TASK DIRECTIONS → Print all of the data exactly as written.

-- GIVEN INFORMATION start --

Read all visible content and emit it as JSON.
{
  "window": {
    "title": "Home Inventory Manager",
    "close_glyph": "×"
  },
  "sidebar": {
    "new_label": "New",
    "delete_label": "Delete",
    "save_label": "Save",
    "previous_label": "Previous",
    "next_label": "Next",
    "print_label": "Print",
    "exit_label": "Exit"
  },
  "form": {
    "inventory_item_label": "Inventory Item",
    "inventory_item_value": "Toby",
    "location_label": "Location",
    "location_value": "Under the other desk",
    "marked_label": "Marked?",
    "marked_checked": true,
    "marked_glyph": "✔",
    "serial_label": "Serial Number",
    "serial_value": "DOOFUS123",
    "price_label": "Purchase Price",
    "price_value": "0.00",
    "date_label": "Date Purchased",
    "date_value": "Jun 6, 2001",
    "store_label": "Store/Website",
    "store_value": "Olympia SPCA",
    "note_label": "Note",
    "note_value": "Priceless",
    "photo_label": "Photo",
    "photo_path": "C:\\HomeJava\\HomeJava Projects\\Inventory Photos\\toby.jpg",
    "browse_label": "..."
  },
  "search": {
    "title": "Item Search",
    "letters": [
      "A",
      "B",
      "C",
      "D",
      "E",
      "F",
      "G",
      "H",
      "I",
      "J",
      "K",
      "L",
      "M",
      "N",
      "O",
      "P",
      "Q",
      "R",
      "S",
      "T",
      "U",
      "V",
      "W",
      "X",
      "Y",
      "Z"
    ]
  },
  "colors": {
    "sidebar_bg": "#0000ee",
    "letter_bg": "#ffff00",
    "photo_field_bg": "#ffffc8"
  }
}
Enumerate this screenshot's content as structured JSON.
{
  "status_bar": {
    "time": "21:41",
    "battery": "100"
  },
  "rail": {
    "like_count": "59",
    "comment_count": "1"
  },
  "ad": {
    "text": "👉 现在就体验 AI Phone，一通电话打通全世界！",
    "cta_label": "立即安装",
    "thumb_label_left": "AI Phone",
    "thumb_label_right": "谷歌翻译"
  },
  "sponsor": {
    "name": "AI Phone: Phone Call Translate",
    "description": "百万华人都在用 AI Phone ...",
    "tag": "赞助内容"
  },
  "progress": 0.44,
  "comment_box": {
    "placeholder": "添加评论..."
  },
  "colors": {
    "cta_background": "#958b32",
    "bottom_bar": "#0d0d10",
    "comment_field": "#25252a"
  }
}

-- GIVEN INFORMATION end --

ANSWER IN FULL →
Read all visible content and emit it as JSON.
{
  "window": {
    "title": "Home Inventory Manager",
    "close_glyph": "×"
  },
  "sidebar": {
    "new_label": "New",
    "delete_label": "Delete",
    "save_label": "Save",
    "previous_label": "Previous",
    "next_label": "Next",
    "print_label": "Print",
    "exit_label": "Exit"
  },
  "form": {
    "inventory_item_label": "Inventory Item",
    "inventory_item_value": "Toby",
    "location_label": "Location",
    "location_value": "Under the other desk",
    "marked_label": "Marked?",
    "marked_checked": true,
    "marked_glyph": "✔",
    "serial_label": "Serial Number",
    "serial_value": "DOOFUS123",
    "price_label": "Purchase Price",
    "price_value": "0.00",
    "date_label": "Date Purchased",
    "date_value": "Jun 6, 2001",
    "store_label": "Store/Website",
    "store_value": "Olympia SPCA",
    "note_label": "Note",
    "note_value": "Priceless",
    "photo_label": "Photo",
    "photo_path": "C:\\HomeJava\\HomeJava Projects\\Inventory Photos\\toby.jpg",
    "browse_label": "..."
  },
  "search": {
    "title": "Item Search",
    "letters": [
      "A",
      "B",
      "C",
      "D",
      "E",
      "F",
      "G",
      "H",
      "I",
      "J",
      "K",
      "L",
      "M",
      "N",
      "O",
      "P",
      "Q",
      "R",
      "S",
      "T",
      "U",
      "V",
      "W",
      "X",
      "Y",
      "Z"
    ]
  },
  "colors": {
    "sidebar_bg": "#0000ee",
    "letter_bg": "#ffff00",
    "photo_field_bg": "#ffffc8"
  }
}
Enumerate this screenshot's content as structured JSON.
{
  "status_bar": {
    "time": "21:41",
    "battery": "100"
  },
  "rail": {
    "like_count": "59",
    "comment_count": "1"
  },
  "ad": {
    "text": "👉 现在就体验 AI Phone，一通电话打通全世界！",
    "cta_label": "立即安装",
    "thumb_label_left": "AI Phone",
    "thumb_label_right": "谷歌翻译"
  },
  "sponsor": {
    "name": "AI Phone: Phone Call Translate",
    "description": "百万华人都在用 AI Phone ...",
    "tag": "赞助内容"
  },
  "progress": 0.44,
  "comment_box": {
    "placeholder": "添加评论..."
  },
  "colors": {
    "cta_background": "#958b32",
    "bottom_bar": "#0d0d10",
    "comment_field": "#25252a"
  }
}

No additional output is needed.